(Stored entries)
— BEGIN —

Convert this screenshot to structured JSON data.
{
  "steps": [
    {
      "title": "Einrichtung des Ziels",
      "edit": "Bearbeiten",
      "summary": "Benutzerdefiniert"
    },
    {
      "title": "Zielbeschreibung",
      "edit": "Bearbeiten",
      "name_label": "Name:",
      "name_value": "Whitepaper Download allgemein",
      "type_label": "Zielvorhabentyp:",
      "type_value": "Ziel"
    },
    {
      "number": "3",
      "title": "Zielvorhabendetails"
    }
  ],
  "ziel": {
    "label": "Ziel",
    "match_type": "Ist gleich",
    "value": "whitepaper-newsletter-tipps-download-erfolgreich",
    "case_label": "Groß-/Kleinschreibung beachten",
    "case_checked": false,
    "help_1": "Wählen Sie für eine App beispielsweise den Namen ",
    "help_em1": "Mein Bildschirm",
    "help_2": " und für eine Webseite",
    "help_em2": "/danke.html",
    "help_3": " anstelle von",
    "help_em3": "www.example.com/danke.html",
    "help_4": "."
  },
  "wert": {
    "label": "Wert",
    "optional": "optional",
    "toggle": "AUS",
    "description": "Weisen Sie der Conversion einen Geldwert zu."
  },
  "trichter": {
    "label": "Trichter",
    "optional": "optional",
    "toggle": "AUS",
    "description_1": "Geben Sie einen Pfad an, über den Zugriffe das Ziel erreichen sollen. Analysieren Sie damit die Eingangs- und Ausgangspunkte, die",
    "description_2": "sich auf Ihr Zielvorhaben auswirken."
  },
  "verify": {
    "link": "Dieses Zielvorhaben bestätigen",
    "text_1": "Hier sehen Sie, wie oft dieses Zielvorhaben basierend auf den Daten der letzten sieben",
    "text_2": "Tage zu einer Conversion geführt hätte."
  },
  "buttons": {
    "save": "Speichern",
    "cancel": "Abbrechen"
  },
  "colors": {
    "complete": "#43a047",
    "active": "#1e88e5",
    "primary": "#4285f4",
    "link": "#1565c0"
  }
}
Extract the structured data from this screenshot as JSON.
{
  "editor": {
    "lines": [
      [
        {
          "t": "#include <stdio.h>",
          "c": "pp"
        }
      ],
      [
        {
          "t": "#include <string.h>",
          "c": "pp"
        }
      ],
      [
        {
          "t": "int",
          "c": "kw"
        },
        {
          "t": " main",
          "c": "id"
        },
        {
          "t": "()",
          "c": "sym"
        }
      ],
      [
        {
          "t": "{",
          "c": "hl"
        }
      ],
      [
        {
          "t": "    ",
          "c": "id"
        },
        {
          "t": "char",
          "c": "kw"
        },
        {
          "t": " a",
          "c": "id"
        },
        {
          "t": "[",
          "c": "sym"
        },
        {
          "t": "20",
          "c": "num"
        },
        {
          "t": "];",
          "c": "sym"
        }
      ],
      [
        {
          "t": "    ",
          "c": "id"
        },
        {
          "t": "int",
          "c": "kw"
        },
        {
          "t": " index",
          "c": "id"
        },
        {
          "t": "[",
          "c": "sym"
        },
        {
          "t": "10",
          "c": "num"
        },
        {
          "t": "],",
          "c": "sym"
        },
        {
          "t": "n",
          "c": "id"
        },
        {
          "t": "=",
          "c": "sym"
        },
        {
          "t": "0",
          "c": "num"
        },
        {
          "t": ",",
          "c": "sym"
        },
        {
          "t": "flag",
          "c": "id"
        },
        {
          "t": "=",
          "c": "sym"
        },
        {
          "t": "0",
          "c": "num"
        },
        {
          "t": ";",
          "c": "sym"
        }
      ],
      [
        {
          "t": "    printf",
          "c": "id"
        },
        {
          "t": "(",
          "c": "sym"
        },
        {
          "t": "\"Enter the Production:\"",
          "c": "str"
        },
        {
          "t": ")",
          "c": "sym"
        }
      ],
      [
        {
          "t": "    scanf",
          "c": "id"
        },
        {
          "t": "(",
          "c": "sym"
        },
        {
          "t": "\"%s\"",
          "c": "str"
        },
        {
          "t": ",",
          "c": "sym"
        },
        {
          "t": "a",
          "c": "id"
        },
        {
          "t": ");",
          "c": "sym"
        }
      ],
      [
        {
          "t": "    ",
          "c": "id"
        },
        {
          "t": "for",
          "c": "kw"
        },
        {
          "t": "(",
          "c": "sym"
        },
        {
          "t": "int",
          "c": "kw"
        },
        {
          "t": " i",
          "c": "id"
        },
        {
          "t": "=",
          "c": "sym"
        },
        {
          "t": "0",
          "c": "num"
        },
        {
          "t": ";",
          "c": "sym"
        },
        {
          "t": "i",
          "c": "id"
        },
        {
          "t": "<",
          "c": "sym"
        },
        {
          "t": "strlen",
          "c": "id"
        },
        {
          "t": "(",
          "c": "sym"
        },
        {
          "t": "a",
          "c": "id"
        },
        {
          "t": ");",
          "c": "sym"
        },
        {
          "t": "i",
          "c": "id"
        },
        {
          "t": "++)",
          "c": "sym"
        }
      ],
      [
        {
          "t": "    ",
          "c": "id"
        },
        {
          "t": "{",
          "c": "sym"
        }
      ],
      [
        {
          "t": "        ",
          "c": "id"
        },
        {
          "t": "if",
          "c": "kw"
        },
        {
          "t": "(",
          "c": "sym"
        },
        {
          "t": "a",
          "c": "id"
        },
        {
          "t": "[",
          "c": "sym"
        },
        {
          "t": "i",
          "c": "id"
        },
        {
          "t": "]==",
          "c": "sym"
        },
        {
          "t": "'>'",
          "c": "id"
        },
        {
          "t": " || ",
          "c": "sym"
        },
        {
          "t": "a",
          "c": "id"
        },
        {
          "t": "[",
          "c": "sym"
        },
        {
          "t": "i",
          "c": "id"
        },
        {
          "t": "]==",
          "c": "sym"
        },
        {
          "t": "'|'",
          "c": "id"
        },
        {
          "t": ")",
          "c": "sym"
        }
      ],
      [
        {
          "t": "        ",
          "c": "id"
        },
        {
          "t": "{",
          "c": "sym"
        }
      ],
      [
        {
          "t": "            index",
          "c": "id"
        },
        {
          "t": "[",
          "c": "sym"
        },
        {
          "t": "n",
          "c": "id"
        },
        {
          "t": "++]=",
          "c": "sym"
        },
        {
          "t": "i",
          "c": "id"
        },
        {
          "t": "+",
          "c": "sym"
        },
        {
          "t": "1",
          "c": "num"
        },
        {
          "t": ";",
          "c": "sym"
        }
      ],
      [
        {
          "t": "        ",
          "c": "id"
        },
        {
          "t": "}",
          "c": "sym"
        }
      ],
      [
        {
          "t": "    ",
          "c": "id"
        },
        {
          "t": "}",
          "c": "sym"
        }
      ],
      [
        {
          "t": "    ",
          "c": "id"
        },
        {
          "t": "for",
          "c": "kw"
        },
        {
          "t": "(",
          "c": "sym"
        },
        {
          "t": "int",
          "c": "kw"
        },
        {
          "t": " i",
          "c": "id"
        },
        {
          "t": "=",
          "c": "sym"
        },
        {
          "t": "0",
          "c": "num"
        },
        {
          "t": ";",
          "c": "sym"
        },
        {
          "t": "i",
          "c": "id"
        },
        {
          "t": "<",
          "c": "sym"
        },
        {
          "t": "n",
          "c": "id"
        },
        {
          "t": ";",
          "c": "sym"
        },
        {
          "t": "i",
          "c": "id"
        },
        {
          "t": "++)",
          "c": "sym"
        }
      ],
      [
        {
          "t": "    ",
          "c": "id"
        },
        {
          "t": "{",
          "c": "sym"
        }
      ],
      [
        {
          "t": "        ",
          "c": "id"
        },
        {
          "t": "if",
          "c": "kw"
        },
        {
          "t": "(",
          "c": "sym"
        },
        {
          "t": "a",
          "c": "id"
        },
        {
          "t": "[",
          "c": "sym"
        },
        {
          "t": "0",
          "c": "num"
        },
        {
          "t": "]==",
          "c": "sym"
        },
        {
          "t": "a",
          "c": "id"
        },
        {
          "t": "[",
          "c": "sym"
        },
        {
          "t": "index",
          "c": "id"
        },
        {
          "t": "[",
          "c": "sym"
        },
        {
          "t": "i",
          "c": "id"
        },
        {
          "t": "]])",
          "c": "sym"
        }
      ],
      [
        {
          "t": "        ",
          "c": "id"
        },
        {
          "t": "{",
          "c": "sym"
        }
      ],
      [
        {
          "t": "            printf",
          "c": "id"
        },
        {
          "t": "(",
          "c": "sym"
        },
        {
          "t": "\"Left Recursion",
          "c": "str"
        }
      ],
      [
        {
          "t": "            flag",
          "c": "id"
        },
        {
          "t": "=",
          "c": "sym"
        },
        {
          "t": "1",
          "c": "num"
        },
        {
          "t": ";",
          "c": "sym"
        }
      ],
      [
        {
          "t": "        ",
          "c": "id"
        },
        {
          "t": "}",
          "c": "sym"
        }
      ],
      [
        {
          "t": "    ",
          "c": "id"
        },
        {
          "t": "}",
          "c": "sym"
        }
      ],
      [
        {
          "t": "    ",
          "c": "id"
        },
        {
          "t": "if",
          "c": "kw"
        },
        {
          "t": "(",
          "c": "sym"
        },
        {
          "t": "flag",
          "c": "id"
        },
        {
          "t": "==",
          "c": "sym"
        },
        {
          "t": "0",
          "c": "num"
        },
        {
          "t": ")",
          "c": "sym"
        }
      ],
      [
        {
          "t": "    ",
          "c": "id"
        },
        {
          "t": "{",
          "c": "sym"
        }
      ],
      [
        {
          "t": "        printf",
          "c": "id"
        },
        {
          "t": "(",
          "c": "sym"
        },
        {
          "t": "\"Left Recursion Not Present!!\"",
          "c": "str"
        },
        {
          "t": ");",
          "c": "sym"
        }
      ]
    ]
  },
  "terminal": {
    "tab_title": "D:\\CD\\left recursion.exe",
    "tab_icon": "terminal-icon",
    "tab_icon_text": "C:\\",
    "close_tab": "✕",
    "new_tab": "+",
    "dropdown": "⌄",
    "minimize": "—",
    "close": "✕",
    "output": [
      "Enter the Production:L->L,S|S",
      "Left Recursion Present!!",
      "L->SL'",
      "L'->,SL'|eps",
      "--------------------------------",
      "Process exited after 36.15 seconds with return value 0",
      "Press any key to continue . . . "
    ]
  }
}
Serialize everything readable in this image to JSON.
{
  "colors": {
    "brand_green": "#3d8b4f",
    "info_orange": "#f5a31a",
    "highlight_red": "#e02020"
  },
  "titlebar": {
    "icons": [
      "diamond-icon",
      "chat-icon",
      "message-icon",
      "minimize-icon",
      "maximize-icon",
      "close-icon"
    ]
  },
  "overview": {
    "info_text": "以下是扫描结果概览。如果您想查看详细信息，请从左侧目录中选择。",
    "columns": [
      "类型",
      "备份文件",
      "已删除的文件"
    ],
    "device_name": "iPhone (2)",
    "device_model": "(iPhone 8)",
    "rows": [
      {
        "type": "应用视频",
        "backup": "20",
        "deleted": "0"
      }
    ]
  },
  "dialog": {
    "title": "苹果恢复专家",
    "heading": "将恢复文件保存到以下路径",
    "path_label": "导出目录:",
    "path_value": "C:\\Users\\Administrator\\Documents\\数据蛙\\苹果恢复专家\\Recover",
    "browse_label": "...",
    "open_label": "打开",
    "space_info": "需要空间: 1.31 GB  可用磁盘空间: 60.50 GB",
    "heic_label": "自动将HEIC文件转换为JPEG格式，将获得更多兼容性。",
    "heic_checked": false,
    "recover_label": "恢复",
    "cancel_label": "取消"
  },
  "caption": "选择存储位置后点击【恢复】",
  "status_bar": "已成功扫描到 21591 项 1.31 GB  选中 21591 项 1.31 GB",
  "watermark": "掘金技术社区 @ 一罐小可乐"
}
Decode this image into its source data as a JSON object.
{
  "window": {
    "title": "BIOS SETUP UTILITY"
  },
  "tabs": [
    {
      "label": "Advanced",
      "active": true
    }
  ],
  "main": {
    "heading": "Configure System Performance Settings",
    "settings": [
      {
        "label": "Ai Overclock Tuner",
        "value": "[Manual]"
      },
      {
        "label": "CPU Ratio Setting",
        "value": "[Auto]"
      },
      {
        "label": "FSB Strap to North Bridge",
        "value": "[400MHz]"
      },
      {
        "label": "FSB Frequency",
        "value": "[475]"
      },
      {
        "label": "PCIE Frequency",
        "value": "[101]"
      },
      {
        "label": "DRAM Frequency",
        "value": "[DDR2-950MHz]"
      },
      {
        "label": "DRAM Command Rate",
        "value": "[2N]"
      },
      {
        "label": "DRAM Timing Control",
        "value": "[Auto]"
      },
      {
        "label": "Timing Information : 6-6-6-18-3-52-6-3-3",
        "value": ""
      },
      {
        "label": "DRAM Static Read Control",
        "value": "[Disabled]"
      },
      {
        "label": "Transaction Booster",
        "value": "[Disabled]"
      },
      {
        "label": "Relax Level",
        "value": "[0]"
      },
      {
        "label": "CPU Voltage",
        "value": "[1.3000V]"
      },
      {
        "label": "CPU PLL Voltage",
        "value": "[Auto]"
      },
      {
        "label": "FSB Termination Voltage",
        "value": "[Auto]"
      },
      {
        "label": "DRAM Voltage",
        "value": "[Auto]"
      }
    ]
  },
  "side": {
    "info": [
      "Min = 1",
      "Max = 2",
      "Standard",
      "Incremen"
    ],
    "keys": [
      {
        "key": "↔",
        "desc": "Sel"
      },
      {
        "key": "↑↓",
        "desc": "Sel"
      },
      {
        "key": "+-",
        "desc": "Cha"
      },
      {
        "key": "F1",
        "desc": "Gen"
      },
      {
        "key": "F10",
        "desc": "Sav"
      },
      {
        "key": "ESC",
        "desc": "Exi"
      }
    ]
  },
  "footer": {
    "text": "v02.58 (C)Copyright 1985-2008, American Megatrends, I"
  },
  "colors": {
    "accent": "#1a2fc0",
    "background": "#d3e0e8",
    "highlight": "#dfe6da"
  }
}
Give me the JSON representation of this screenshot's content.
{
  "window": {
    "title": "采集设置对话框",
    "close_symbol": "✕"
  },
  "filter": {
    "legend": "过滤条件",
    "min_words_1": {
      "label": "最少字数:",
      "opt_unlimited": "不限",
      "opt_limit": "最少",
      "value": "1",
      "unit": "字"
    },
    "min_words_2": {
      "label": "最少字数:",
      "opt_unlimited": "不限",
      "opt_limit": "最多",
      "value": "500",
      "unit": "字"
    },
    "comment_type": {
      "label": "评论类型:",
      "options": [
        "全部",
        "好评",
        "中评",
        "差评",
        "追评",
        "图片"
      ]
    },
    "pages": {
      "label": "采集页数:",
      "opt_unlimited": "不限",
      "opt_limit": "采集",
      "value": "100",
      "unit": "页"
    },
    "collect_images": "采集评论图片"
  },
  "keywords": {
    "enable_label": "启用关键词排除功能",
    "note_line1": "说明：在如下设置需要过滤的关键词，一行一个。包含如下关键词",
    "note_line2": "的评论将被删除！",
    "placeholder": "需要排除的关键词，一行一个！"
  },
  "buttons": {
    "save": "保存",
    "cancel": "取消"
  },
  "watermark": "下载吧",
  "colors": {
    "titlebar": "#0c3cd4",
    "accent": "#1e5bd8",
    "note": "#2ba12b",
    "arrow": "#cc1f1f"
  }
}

— END —

Directions for this task - Extract all lines containing the word "一行一个".

Full output -
    "note_line1": "说明：在如下设置需要过滤的关键词，一行一个。包含如下关键词",
    "placeholder": "需要排除的关键词，一行一个！"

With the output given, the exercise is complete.